Stored dataset items
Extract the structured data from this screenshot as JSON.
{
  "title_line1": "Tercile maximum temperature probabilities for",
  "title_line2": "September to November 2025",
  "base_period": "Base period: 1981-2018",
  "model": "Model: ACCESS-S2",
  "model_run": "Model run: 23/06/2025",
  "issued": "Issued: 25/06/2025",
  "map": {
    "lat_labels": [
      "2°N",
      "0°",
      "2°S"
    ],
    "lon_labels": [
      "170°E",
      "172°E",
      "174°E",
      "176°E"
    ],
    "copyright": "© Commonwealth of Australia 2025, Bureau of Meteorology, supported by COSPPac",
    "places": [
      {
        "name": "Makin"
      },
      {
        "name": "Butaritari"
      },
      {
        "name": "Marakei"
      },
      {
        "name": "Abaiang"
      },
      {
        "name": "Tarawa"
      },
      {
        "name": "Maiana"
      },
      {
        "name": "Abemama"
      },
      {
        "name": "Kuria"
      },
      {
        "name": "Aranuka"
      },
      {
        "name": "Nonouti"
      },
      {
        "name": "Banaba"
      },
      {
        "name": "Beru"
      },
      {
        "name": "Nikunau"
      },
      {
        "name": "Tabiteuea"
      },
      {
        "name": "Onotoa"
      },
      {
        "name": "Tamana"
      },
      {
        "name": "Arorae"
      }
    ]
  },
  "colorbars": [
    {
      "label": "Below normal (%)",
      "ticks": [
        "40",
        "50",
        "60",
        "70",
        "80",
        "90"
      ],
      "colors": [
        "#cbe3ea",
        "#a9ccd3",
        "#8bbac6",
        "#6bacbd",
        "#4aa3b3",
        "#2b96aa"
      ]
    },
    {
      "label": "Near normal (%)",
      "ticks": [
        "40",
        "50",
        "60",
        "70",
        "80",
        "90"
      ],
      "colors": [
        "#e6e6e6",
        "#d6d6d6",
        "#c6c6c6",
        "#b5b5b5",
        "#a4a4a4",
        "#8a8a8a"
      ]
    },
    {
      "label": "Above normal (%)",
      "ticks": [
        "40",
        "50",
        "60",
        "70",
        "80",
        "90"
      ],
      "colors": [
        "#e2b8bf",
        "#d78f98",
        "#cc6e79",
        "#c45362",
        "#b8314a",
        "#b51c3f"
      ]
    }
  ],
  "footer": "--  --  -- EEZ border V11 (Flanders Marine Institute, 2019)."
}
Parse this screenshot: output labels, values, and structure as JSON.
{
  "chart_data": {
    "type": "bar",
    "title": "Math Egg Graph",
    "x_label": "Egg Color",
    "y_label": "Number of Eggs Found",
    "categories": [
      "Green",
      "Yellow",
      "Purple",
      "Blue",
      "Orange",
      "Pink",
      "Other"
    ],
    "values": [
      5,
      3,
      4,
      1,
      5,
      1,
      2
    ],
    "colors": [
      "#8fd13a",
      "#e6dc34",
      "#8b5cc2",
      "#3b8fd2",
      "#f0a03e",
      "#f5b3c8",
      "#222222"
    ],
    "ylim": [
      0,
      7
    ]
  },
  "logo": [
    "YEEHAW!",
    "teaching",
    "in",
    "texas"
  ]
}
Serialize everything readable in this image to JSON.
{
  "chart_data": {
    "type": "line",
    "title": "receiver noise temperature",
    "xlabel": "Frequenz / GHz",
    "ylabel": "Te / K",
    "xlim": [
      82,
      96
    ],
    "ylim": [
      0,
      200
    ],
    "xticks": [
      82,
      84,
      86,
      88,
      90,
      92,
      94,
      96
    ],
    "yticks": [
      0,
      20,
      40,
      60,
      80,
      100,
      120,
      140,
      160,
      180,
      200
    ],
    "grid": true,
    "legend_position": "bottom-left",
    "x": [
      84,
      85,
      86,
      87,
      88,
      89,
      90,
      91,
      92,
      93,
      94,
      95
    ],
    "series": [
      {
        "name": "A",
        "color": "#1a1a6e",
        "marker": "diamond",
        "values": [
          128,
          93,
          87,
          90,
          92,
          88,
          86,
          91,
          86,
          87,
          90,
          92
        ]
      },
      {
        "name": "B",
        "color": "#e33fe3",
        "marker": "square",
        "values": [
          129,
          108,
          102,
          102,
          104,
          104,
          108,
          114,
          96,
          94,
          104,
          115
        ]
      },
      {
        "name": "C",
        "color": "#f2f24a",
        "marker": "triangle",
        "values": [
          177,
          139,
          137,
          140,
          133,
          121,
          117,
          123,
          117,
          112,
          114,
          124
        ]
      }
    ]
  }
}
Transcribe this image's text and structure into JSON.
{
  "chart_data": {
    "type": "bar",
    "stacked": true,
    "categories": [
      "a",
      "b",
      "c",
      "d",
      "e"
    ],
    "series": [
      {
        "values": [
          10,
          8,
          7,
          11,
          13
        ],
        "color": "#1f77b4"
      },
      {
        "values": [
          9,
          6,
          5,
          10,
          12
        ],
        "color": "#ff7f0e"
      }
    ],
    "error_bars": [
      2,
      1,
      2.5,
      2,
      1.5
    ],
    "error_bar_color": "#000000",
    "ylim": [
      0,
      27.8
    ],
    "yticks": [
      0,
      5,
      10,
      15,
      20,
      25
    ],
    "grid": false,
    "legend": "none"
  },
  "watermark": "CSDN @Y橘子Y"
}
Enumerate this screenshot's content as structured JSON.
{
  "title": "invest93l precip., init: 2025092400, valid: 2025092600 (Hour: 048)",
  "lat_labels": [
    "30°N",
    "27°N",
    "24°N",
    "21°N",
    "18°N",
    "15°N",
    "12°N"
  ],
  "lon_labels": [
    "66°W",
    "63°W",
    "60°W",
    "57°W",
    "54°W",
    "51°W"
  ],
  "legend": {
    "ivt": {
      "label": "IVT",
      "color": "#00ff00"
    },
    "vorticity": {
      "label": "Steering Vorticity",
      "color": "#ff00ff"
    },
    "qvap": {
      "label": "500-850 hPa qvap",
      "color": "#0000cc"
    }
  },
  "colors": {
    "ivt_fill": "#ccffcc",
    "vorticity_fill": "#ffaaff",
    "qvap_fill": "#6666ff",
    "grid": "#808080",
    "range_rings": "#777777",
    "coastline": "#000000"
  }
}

- **GOAL**
What do the records say? Quote them all exactly.

- **WRITTEN RESPONSE**
Extract the structured data from this screenshot as JSON.
{
  "title_line1": "Tercile maximum temperature probabilities for",
  "title_line2": "September to November 2025",
  "base_period": "Base period: 1981-2018",
  "model": "Model: ACCESS-S2",
  "model_run": "Model run: 23/06/2025",
  "issued": "Issued: 25/06/2025",
  "map": {
    "lat_labels": [
      "2°N",
      "0°",
      "2°S"
    ],
    "lon_labels": [
      "170°E",
      "172°E",
      "174°E",
      "176°E"
    ],
    "copyright": "© Commonwealth of Australia 2025, Bureau of Meteorology, supported by COSPPac",
    "places": [
      {
        "name": "Makin"
      },
      {
        "name": "Butaritari"
      },
      {
        "name": "Marakei"
      },
      {
        "name": "Abaiang"
      },
      {
        "name": "Tarawa"
      },
      {
        "name": "Maiana"
      },
      {
        "name": "Abemama"
      },
      {
        "name": "Kuria"
      },
      {
        "name": "Aranuka"
      },
      {
        "name": "Nonouti"
      },
      {
        "name": "Banaba"
      },
      {
        "name": "Beru"
      },
      {
        "name": "Nikunau"
      },
      {
        "name": "Tabiteuea"
      },
      {
        "name": "Onotoa"
      },
      {
        "name": "Tamana"
      },
      {
        "name": "Arorae"
      }
    ]
  },
  "colorbars": [
    {
      "label": "Below normal (%)",
      "ticks": [
        "40",
        "50",
        "60",
        "70",
        "80",
        "90"
      ],
      "colors": [
        "#cbe3ea",
        "#a9ccd3",
        "#8bbac6",
        "#6bacbd",
        "#4aa3b3",
        "#2b96aa"
      ]
    },
    {
      "label": "Near normal (%)",
      "ticks": [
        "40",
        "50",
        "60",
        "70",
        "80",
        "90"
      ],
      "colors": [
        "#e6e6e6",
        "#d6d6d6",
        "#c6c6c6",
        "#b5b5b5",
        "#a4a4a4",
        "#8a8a8a"
      ]
    },
    {
      "label": "Above normal (%)",
      "ticks": [
        "40",
        "50",
        "60",
        "70",
        "80",
        "90"
      ],
      "colors": [
        "#e2b8bf",
        "#d78f98",
        "#cc6e79",
        "#c45362",
        "#b8314a",
        "#b51c3f"
      ]
    }
  ],
  "footer": "--  --  -- EEZ border V11 (Flanders Marine Institute, 2019)."
}
Parse this screenshot: output labels, values, and structure as JSON.
{
  "chart_data": {
    "type": "bar",
    "title": "Math Egg Graph",
    "x_label": "Egg Color",
    "y_label": "Number of Eggs Found",
    "categories": [
      "Green",
      "Yellow",
      "Purple",
      "Blue",
      "Orange",
      "Pink",
      "Other"
    ],
    "values": [
      5,
      3,
      4,
      1,
      5,
      1,
      2
    ],
    "colors": [
      "#8fd13a",
      "#e6dc34",
      "#8b5cc2",
      "#3b8fd2",
      "#f0a03e",
      "#f5b3c8",
      "#222222"
    ],
    "ylim": [
      0,
      7
    ]
  },
  "logo": [
    "YEEHAW!",
    "teaching",
    "in",
    "texas"
  ]
}
Serialize everything readable in this image to JSON.
{
  "chart_data": {
    "type": "line",
    "title": "receiver noise temperature",
    "xlabel": "Frequenz / GHz",
    "ylabel": "Te / K",
    "xlim": [
      82,
      96
    ],
    "ylim": [
      0,
      200
    ],
    "xticks": [
      82,
      84,
      86,
      88,
      90,
      92,
      94,
      96
    ],
    "yticks": [
      0,
      20,
      40,
      60,
      80,
      100,
      120,
      140,
      160,
      180,
      200
    ],
    "grid": true,
    "legend_position": "bottom-left",
    "x": [
      84,
      85,
      86,
      87,
      88,
      89,
      90,
      91,
      92,
      93,
      94,
      95
    ],
    "series": [
      {
        "name": "A",
        "color": "#1a1a6e",
        "marker": "diamond",
        "values": [
          128,
          93,
          87,
          90,
          92,
          88,
          86,
          91,
          86,
          87,
          90,
          92
        ]
      },
      {
        "name": "B",
        "color": "#e33fe3",
        "marker": "square",
        "values": [
          129,
          108,
          102,
          102,
          104,
          104,
          108,
          114,
          96,
          94,
          104,
          115
        ]
      },
      {
        "name": "C",
        "color": "#f2f24a",
        "marker": "triangle",
        "values": [
          177,
          139,
          137,
          140,
          133,
          121,
          117,
          123,
          117,
          112,
          114,
          124
        ]
      }
    ]
  }
}
Transcribe this image's text and structure into JSON.
{
  "chart_data": {
    "type": "bar",
    "stacked": true,
    "categories": [
      "a",
      "b",
      "c",
      "d",
      "e"
    ],
    "series": [
      {
        "values": [
          10,
          8,
          7,
          11,
          13
        ],
        "color": "#1f77b4"
      },
      {
        "values": [
          9,
          6,
          5,
          10,
          12
        ],
        "color": "#ff7f0e"
      }
    ],
    "error_bars": [
      2,
      1,
      2.5,
      2,
      1.5
    ],
    "error_bar_color": "#000000",
    "ylim": [
      0,
      27.8
    ],
    "yticks": [
      0,
      5,
      10,
      15,
      20,
      25
    ],
    "grid": false,
    "legend": "none"
  },
  "watermark": "CSDN @Y橘子Y"
}
Enumerate this screenshot's content as structured JSON.
{
  "title": "invest93l precip., init: 2025092400, valid: 2025092600 (Hour: 048)",
  "lat_labels": [
    "30°N",
    "27°N",
    "24°N",
    "21°N",
    "18°N",
    "15°N",
    "12°N"
  ],
  "lon_labels": [
    "66°W",
    "63°W",
    "60°W",
    "57°W",
    "54°W",
    "51°W"
  ],
  "legend": {
    "ivt": {
      "label": "IVT",
      "color": "#00ff00"
    },
    "vorticity": {
      "label": "Steering Vorticity",
      "color": "#ff00ff"
    },
    "qvap": {
      "label": "500-850 hPa qvap",
      "color": "#0000cc"
    }
  },
  "colors": {
    "ivt_fill": "#ccffcc",
    "vorticity_fill": "#ffaaff",
    "qvap_fill": "#6666ff",
    "grid": "#808080",
    "range_rings": "#777777",
    "coastline": "#000000"
  }
}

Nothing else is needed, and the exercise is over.